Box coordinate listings
== == ==

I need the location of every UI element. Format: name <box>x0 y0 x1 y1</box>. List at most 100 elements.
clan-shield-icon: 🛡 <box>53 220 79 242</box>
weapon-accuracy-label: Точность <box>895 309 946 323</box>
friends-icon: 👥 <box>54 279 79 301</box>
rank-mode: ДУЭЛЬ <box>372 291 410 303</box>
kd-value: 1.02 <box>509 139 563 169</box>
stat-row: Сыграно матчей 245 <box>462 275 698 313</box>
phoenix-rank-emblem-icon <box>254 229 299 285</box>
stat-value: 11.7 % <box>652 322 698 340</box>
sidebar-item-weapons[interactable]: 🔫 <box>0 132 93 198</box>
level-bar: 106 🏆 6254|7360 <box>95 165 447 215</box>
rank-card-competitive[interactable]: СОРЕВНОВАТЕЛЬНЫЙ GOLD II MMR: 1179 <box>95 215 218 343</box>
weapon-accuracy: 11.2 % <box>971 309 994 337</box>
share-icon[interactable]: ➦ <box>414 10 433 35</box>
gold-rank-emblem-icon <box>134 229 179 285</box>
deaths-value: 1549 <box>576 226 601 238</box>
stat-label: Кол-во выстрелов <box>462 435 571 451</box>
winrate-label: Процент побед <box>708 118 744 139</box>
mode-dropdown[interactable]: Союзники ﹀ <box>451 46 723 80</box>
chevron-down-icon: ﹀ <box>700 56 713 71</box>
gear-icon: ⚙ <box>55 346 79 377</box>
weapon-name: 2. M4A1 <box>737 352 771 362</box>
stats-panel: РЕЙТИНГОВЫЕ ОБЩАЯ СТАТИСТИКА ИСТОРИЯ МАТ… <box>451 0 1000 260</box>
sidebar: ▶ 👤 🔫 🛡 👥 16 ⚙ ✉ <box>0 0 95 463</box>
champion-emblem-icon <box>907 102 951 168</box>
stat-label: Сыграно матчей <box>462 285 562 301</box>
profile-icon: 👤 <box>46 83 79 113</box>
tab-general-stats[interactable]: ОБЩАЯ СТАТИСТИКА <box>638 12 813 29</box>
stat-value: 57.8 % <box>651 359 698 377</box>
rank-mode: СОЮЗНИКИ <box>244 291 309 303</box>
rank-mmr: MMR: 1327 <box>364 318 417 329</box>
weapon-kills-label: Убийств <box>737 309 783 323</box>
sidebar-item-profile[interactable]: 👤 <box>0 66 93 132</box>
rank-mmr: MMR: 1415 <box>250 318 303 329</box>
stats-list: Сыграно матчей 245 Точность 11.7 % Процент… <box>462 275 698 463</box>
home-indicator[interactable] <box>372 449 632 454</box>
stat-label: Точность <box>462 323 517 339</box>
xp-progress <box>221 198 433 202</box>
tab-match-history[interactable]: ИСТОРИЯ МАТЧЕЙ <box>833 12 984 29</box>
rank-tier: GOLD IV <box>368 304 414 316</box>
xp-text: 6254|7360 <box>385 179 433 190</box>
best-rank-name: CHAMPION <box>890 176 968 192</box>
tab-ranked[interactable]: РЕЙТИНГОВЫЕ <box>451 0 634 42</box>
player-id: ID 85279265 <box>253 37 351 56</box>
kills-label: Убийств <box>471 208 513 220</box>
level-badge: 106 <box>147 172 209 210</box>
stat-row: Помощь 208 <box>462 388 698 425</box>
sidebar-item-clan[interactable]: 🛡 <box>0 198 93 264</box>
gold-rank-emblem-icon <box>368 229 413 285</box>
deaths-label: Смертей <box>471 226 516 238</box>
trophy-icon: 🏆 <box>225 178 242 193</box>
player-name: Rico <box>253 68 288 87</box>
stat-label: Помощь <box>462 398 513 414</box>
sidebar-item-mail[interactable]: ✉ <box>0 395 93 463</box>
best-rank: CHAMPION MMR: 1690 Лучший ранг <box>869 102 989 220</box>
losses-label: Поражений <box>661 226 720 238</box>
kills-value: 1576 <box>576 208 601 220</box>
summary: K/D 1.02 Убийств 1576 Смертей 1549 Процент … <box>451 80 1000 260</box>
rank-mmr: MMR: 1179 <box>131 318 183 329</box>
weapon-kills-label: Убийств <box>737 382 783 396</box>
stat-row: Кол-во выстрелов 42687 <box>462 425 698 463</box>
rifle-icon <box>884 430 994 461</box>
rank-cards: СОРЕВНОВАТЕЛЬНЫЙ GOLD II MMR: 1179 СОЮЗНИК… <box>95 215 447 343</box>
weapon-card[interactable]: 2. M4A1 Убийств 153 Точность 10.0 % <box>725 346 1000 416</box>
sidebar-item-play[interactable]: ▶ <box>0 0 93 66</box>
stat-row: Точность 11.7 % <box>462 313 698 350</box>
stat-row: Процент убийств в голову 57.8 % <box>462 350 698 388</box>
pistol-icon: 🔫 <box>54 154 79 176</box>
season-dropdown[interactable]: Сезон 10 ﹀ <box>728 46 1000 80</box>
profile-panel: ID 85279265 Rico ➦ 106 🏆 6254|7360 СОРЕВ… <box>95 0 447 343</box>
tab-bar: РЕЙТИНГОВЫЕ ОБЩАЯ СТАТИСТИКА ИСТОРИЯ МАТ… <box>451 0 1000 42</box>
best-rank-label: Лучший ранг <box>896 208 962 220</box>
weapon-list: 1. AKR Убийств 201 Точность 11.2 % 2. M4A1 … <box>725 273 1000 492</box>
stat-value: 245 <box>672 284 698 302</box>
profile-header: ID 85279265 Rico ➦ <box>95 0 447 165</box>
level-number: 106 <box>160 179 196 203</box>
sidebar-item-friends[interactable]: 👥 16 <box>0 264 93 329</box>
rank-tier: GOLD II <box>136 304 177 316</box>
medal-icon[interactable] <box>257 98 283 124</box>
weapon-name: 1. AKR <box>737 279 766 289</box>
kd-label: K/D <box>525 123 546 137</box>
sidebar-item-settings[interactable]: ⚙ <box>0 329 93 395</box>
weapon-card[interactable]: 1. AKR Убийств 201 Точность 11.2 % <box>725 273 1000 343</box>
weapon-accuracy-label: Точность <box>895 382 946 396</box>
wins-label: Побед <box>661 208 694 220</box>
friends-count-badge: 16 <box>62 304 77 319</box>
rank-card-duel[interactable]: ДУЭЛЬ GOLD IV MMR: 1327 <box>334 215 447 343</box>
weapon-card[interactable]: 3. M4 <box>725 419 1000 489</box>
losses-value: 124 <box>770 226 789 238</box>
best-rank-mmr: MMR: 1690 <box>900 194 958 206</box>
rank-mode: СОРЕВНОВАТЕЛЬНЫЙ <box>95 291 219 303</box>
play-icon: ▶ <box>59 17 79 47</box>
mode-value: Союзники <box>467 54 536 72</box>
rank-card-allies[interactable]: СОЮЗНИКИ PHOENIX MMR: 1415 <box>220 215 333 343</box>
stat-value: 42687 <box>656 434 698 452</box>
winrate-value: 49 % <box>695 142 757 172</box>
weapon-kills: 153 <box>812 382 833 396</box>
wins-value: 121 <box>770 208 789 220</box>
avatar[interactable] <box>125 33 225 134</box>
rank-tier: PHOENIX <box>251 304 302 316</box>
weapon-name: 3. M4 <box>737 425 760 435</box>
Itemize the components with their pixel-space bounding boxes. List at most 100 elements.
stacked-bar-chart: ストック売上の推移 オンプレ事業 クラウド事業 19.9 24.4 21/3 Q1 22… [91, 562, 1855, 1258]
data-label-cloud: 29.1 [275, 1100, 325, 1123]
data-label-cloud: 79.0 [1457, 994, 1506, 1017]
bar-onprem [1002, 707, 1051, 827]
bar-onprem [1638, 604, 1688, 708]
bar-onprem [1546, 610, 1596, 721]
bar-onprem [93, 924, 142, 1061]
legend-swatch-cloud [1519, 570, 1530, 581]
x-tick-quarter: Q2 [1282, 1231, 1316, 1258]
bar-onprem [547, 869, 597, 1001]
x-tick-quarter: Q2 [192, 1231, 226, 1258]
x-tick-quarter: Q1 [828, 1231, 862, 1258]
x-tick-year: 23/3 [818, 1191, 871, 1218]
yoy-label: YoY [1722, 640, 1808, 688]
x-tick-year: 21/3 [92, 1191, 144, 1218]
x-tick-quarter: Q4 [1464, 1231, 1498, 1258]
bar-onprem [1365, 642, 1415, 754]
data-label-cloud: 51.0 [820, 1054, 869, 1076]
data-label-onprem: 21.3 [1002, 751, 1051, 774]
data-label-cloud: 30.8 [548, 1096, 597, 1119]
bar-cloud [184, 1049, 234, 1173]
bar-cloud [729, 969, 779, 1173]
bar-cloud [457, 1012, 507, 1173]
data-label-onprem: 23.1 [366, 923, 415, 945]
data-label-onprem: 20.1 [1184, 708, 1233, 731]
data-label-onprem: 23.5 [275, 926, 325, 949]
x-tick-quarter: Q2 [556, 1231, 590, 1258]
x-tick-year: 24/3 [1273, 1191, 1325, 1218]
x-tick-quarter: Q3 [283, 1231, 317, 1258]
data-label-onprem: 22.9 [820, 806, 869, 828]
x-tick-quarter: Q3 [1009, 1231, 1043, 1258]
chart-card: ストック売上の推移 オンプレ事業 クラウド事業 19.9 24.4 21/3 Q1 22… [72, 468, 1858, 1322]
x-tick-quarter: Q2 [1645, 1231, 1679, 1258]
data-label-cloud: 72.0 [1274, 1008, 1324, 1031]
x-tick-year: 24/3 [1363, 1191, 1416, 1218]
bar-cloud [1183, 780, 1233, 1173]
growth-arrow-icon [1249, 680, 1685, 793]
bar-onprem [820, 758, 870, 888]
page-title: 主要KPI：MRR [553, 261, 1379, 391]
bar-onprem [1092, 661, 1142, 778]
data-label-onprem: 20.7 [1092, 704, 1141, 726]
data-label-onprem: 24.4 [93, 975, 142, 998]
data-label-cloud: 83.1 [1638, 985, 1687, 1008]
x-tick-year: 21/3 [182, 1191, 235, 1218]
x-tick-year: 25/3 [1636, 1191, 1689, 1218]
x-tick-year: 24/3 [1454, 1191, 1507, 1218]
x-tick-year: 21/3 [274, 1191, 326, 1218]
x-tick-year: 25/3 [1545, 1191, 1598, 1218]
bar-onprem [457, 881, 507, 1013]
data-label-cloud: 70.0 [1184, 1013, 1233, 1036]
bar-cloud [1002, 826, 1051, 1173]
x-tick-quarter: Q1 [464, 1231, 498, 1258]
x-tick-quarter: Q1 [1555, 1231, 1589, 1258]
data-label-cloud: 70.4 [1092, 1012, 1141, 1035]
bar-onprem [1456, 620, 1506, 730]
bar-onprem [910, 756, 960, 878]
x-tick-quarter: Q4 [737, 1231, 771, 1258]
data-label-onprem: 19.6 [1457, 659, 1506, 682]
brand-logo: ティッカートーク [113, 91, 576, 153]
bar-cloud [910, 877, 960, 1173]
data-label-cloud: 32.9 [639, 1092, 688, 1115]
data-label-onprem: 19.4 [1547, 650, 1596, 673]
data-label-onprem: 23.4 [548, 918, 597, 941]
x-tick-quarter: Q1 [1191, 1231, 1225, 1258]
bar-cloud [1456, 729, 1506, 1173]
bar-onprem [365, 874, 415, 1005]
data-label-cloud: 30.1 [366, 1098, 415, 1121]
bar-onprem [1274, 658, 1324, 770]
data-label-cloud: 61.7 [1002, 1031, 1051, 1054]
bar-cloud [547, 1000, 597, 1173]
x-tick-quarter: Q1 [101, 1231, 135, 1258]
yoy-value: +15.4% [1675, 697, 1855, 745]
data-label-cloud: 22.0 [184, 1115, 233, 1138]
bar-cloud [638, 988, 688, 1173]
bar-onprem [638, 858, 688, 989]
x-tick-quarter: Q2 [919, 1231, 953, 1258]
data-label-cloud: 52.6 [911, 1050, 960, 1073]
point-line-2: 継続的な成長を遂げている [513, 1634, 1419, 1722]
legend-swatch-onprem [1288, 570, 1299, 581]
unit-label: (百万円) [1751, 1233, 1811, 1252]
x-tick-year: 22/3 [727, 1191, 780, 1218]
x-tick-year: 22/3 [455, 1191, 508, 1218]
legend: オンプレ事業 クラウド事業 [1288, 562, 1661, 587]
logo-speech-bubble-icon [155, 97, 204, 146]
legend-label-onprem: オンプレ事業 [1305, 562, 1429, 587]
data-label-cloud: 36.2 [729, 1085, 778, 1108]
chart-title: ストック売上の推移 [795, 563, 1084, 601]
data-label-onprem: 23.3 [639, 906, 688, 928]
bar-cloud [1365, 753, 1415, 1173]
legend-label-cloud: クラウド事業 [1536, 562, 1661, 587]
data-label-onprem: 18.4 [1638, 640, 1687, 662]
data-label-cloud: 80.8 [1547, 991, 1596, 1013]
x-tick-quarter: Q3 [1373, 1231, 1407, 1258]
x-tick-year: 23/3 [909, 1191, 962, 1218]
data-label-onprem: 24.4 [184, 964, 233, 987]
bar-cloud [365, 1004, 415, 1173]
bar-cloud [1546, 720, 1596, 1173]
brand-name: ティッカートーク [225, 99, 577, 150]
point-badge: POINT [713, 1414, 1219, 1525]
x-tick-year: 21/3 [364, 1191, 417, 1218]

== == ==

▶ WORK REQUIRED
Reproduce the data from its first line through the line containing "stats-panel: РЕЙТИНГОВЫЕ ОБЩАЯ", replacing "rank-mode" with "rank-category" and leaving everything else unchanged.

▶ SOLUTION
I need the location of every UI element. Format: name <box>x0 y0 x1 y1</box>. List at most 100 elements.
clan-shield-icon: 🛡 <box>53 220 79 242</box>
weapon-accuracy-label: Точность <box>895 309 946 323</box>
friends-icon: 👥 <box>54 279 79 301</box>
rank-category: ДУЭЛЬ <box>372 291 410 303</box>
kd-value: 1.02 <box>509 139 563 169</box>
stat-row: Сыграно матчей 245 <box>462 275 698 313</box>
phoenix-rank-emblem-icon <box>254 229 299 285</box>
stat-value: 11.7 % <box>652 322 698 340</box>
sidebar-item-weapons[interactable]: 🔫 <box>0 132 93 198</box>
level-bar: 106 🏆 6254|7360 <box>95 165 447 215</box>
rank-card-competitive[interactable]: СОРЕВНОВАТЕЛЬНЫЙ GOLD II MMR: 1179 <box>95 215 218 343</box>
weapon-accuracy: 11.2 % <box>971 309 994 337</box>
share-icon[interactable]: ➦ <box>414 10 433 35</box>
gold-rank-emblem-icon <box>134 229 179 285</box>
deaths-value: 1549 <box>576 226 601 238</box>
stat-label: Кол-во выстрелов <box>462 435 571 451</box>
winrate-label: Процент побед <box>708 118 744 139</box>
mode-dropdown[interactable]: Союзники ﹀ <box>451 46 723 80</box>
chevron-down-icon: ﹀ <box>700 56 713 71</box>
gear-icon: ⚙ <box>55 346 79 377</box>
weapon-name: 2. M4A1 <box>737 352 771 362</box>
stats-panel: РЕЙТИНГОВЫЕ ОБЩАЯ СТАТИСТИКА ИСТОРИЯ МАТ… <box>451 0 1000 260</box>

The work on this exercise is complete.